Saved entries

+-------+

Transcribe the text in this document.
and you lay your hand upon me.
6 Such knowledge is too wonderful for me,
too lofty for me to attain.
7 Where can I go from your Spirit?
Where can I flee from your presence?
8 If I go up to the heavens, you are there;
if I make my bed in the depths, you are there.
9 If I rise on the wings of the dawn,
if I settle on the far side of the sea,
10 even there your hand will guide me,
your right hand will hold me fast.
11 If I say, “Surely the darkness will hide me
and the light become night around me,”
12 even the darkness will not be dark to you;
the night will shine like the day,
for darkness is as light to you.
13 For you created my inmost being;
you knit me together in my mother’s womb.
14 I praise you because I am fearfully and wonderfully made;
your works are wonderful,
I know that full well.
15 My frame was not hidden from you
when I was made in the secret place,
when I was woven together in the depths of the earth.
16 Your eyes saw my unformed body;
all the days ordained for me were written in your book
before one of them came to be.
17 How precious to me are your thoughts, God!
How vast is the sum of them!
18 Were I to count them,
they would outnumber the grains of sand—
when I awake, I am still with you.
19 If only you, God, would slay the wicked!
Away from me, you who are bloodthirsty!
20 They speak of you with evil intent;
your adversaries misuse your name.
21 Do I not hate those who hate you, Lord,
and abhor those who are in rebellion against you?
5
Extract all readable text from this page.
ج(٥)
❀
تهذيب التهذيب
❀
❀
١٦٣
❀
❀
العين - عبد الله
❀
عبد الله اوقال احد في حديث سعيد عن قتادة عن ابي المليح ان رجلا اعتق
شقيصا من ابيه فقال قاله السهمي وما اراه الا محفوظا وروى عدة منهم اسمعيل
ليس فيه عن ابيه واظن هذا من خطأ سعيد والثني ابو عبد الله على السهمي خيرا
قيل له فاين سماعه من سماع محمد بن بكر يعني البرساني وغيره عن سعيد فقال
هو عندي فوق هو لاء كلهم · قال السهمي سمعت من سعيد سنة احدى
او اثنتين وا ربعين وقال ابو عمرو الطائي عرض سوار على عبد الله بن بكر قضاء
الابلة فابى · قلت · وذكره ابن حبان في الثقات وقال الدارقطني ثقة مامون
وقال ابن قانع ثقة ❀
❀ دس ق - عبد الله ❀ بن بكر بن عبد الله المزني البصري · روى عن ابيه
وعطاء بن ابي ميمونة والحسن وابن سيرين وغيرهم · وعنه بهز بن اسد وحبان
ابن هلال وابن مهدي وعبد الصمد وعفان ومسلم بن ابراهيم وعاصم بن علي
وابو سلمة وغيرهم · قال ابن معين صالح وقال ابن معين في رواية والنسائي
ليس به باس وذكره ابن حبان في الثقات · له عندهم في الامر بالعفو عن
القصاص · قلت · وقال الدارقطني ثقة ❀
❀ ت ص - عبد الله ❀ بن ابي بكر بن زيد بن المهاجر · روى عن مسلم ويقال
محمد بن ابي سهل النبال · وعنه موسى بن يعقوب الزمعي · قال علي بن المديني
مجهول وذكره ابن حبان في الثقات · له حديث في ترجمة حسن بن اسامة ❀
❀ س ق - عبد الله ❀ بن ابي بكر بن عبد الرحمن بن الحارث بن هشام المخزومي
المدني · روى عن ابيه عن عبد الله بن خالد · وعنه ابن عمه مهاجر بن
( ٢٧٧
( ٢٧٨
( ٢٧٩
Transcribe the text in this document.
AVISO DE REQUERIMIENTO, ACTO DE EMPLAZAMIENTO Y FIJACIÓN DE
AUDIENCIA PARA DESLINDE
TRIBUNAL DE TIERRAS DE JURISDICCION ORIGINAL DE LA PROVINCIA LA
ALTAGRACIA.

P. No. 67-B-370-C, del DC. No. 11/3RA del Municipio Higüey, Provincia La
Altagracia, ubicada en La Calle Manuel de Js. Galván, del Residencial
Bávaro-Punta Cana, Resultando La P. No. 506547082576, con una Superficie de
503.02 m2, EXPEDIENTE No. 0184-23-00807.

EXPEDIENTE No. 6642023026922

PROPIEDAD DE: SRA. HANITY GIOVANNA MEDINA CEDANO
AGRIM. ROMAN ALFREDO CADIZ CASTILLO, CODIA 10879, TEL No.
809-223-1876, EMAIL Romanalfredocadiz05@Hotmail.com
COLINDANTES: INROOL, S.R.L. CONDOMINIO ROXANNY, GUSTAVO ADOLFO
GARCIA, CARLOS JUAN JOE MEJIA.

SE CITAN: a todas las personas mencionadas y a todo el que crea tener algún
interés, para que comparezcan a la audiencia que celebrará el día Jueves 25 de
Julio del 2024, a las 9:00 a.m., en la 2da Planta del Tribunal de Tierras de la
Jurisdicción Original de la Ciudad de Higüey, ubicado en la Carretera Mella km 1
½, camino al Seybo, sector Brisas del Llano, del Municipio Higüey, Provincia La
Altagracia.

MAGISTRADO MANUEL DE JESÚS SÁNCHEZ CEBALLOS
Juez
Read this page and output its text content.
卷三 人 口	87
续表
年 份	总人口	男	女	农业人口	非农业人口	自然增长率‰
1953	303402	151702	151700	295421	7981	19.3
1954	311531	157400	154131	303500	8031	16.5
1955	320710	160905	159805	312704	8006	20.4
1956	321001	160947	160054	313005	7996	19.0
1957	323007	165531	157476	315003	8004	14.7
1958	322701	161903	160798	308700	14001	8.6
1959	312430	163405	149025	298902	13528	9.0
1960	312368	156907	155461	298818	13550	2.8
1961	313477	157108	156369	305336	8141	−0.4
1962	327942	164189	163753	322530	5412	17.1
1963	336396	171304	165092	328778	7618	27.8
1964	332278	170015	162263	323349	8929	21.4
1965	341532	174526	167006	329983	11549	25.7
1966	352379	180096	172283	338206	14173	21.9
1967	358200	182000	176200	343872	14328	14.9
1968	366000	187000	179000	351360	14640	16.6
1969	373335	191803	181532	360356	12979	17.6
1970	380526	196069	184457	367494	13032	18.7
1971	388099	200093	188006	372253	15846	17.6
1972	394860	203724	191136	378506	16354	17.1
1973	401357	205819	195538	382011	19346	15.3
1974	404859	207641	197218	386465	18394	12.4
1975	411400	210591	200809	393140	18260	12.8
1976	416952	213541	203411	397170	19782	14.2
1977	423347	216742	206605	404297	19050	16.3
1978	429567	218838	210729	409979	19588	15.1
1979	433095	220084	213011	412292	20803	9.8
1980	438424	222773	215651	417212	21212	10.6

+-------+

Problem details
From the records given above, copy all lines containing "Where".

Full answer
7 Where can I go from your Spirit?
Where can I flee from your presence?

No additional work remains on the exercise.